> **MATERIAL FOR THIS EXERCISE**

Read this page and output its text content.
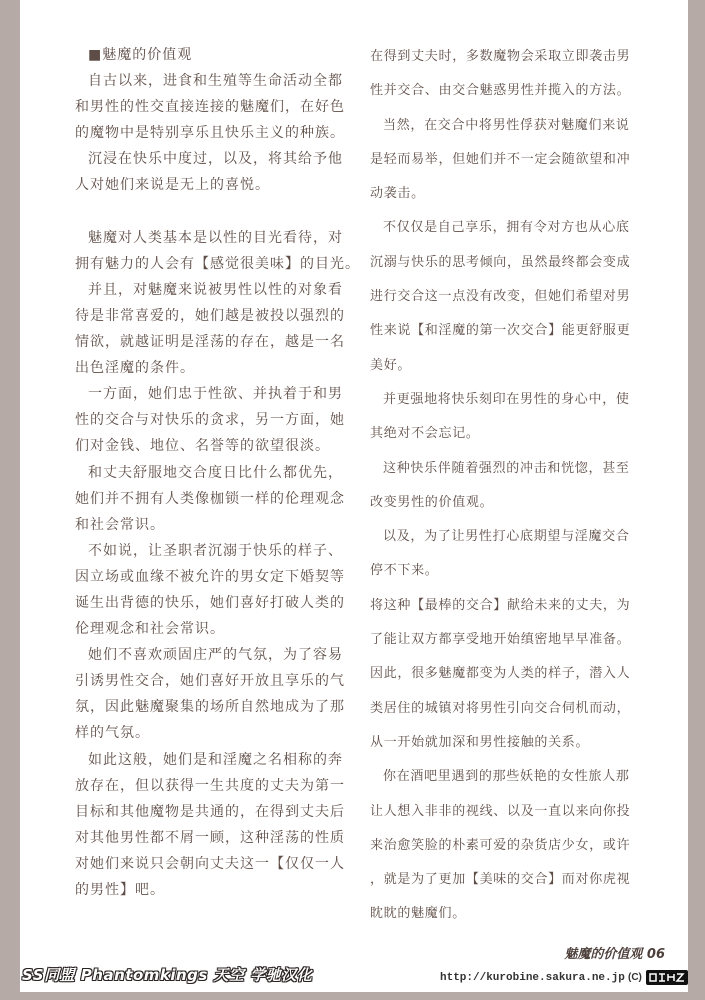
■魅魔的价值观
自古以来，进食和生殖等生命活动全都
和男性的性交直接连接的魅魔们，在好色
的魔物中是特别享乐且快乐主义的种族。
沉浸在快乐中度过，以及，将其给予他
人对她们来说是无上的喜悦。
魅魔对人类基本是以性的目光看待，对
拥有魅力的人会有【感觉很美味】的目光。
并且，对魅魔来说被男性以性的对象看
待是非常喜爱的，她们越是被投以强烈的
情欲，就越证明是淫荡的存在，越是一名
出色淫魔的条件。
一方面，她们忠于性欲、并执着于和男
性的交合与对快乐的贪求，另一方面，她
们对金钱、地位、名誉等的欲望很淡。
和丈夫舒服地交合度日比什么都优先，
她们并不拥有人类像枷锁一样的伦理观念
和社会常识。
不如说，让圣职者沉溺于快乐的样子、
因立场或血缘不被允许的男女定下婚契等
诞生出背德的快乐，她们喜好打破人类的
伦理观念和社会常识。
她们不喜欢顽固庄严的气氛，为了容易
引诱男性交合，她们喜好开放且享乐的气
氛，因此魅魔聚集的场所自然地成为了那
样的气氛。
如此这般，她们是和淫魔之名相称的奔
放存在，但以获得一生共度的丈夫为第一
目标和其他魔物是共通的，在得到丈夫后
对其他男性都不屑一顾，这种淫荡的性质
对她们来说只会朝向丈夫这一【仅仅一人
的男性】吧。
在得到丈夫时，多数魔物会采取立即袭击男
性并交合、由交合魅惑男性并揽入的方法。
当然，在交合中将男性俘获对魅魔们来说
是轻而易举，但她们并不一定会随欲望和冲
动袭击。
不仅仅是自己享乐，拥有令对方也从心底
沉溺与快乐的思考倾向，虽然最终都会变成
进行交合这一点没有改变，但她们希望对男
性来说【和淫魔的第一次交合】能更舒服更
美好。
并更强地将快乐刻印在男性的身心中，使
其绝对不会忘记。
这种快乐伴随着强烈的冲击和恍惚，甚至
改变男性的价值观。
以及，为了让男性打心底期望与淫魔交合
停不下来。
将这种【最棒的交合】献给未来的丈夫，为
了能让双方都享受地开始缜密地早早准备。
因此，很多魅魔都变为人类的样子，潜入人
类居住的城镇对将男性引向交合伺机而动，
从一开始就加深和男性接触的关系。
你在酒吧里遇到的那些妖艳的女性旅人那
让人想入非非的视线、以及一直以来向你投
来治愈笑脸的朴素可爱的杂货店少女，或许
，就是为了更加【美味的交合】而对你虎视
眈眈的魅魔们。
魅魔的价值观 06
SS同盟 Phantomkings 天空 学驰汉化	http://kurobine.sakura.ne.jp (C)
...
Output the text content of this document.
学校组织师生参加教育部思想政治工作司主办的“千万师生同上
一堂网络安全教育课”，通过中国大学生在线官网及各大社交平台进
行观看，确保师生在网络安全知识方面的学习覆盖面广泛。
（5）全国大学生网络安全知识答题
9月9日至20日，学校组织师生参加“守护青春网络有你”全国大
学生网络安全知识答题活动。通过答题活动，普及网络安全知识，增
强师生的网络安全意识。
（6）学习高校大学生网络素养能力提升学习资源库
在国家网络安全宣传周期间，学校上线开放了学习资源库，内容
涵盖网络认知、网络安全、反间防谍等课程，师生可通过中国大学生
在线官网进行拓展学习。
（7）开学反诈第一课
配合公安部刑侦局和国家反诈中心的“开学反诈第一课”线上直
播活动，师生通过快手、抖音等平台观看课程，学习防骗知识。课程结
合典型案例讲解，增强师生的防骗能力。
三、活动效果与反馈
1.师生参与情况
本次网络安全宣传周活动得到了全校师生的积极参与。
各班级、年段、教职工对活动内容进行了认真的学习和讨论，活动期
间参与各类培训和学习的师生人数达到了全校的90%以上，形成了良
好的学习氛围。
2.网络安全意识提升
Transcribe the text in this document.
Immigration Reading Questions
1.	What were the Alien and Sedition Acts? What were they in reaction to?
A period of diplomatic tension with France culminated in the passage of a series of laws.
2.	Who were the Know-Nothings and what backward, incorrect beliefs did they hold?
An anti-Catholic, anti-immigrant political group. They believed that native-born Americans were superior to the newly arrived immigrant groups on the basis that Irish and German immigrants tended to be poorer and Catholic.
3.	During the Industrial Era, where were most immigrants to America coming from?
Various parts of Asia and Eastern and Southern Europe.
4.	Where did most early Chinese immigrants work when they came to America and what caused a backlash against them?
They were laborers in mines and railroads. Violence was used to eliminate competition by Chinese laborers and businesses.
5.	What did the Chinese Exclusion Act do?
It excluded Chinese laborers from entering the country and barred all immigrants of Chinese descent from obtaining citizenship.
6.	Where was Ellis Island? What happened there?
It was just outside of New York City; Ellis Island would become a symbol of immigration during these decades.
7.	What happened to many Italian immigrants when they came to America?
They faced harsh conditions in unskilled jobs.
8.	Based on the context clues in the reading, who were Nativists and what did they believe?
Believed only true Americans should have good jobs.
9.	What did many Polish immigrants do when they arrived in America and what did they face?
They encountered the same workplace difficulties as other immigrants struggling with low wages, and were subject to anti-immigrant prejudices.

> **TASK DIRECTIONS**
Find the lines of the material that hold the word "content" and report their count alone.

> **COMPLETE RESPONSE**
2